_Required task 1_
In the tiered storage article, turn the paragraph beginning "Tiered storage is a new term" into a short bulleted list that keeps its main facts.
_Required task 2_
Answer these from the tiered storage article:
(a) What does SNIA say it is currently agreeing specifications for?
(b) What are storage technicians no longer required to know well in order to manage and configure physical storage under virtualization?
(c) Within what period do cost savings predict a payback?
_Required task 3_
Return everything from "Tiered storage is" down to "several years ago." in the tiered storage article, copied word for word.

How do virtual SANs, ILM and Tiered Storage fit together? Can they deliver real benefit to your business?
Tiered storage is a new term to describe an old concept. The idea is that you have storage devices with different capacity, throughput, access speeds, connectivity and price. Expensive storage is fast and highly available. Cheap storage is slow and may be less reliable. The storage tiers will include different types of disk tape and possibly optical. This is sometimes called the Storage Continuum and was called the Storage Triangle several years ago.
ILM is a combination of storage tiers, software to manage the storage and rules to decide how the management will work as the value of data changes. This section is about the virtualization hardware that enables ILM, the ILM section describes the software but remember that they are both needed for good data management. SNIA is currently agreeing specifications for consistent ILM rules and metadata, which will integrate ILM with physical storage tiers.
Virtualization Defined
Few organisations or vendors can agree on a definition of Storage Virtualization
SNIA came up with the following; "The act of integrating one or more (back end) services or functions with additional (front end) functionality for the purpose of providing useful abstractions. Typically virtualization hides some of the back end complexity, or adds or integrates new functionality with existing back end services. "
The Enterprise Strategy Group definition Virtualization as; "a technology
that gathers data location information from physical storage devices,
network services and applications, and then abstracts the locations into
logical views for end users".
Taking these definitions together, combining them with others, and not
worrying too much about rigorous formality, Virtualization can be summarised
into the following points.
Storage Virtualization can simplify the physical implementation of different
devices by standardising them into one logical view.
Virtualization divorces the storage from the server and lets the server concentrate
on processing application requests
Virtualization removes the requirement for technicians to have a good knowledge
of each server platform to be able to manage and configure physical
storage.
Virtualization can add value to a physical implementation by providing extra
functionality.
The advantages of Virtualization
Common tool set
Storage software can now cost more than the hardware it supports. Each
storage vendor has its own brand of software and requires a different
skill set to manage it. Virtualization could permit centralised and consistent
management of all volumes within a data centre using the same methods
and products, no matter what the platform. This will result in a reduction
in staff costs, as the process of managing and relocating the data would
be standardised. Virtualization can cut the cost of replication software
as it uses one set of software tools to manage all storage. If the mirroring
and copying functionality moves to the virtualization server then there
is no requirement for storage subsystem based products. Cost savings predict
a payback inside two years.

_Rows_
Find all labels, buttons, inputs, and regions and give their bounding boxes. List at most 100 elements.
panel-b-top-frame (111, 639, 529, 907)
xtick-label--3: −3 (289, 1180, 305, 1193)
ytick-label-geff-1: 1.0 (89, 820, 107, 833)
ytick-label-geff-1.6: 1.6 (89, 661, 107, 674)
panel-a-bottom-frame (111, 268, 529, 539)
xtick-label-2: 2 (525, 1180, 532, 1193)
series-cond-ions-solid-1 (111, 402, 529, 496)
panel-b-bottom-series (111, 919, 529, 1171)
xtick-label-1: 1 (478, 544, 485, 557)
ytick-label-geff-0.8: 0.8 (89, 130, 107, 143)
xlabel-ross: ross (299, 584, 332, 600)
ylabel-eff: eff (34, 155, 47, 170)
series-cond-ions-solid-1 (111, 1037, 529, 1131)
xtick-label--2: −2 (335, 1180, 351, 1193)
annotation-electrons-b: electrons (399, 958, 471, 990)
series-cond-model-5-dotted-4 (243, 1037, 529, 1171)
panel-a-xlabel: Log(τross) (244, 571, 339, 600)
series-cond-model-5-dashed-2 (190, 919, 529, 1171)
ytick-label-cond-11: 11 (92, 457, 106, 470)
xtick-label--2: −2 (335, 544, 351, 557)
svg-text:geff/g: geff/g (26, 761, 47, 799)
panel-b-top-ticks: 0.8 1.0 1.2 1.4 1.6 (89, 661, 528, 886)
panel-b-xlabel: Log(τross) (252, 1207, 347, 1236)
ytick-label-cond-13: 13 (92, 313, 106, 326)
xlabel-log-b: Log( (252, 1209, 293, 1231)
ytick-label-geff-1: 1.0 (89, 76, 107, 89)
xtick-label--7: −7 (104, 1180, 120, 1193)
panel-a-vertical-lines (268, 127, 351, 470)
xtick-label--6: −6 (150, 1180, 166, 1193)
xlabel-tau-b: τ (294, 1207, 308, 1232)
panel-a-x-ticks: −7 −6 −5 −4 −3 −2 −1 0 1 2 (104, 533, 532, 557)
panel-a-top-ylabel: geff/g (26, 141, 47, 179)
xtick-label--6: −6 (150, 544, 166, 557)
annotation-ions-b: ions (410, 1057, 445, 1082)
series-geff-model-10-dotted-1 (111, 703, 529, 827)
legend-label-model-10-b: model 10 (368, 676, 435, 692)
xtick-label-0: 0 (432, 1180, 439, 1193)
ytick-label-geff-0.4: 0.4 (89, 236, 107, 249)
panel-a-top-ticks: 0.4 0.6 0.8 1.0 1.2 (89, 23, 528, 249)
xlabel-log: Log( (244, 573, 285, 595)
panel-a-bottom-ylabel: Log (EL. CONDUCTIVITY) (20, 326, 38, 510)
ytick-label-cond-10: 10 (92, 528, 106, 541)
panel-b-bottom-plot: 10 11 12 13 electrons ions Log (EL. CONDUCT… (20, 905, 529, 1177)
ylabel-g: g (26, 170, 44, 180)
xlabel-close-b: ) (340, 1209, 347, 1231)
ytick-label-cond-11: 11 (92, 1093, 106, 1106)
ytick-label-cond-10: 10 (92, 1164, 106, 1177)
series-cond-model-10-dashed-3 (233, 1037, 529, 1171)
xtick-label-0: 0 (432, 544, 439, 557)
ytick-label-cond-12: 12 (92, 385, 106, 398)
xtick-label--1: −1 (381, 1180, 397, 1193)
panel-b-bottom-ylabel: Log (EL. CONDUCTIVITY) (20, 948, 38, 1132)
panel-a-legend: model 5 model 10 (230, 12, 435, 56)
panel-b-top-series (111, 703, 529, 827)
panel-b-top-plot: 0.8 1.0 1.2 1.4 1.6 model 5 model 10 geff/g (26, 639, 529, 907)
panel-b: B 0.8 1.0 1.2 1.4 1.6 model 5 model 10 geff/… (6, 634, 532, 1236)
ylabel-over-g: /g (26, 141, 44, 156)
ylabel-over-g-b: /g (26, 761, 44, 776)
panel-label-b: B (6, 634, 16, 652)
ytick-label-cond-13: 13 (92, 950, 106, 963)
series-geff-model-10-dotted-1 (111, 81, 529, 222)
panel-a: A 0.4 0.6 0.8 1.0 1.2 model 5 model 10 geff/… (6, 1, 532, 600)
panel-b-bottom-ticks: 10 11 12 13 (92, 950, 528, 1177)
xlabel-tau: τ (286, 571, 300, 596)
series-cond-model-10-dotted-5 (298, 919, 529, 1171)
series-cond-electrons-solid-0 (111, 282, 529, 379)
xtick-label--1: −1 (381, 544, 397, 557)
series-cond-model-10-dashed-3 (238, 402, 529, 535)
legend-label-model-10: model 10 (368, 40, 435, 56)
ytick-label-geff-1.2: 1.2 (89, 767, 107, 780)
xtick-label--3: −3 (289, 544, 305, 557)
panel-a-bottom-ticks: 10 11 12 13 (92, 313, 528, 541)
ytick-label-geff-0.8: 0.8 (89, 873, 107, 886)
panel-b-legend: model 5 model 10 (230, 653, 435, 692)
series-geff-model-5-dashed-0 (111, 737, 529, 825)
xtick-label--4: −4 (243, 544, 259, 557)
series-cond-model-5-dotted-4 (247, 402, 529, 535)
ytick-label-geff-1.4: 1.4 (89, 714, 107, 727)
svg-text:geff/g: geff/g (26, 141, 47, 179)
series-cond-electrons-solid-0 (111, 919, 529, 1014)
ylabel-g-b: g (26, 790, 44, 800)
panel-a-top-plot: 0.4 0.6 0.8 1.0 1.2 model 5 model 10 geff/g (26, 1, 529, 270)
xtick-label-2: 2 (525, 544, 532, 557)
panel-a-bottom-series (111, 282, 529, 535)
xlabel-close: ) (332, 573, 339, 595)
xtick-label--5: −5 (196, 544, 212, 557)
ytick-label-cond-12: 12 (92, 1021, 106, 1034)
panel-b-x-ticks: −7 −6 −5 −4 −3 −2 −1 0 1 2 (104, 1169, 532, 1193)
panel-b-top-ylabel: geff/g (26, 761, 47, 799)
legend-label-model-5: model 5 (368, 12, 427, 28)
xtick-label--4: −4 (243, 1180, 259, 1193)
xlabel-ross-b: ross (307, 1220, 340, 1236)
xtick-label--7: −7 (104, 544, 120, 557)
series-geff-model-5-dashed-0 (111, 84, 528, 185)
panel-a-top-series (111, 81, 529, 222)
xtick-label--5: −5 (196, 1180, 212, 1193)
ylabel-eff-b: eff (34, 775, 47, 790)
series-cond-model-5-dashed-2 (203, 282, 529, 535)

_Exercise result 1_
- Tiered storage is a new name for an old concept: storage devices that differ in capacity, throughput, access speed, connectivity and price.
- Expensive storage is fast and highly available. Cheap storage is slow and may be less reliable.
- Tiers will include different types of disk and tape, and possibly optical.
- The idea is sometimes called the Storage Continuum. Several years ago it was called the Storage Triangle.

_Exercise result 2_
(a) Consistent ILM rules and metadata.
(b) Each server platform.
(c) Inside two years.

_Exercise result 3_
Tiered storage is a new term to describe an old concept. The idea is that you have storage devices with different capacity, throughput, access speeds, connectivity and price. Expensive storage is fast and highly available. Cheap storage is slow and may be less reliable. The storage tiers will include different types of disk tape and possibly optical. This is sometimes called the Storage Continuum and was called the Storage Triangle several years ago.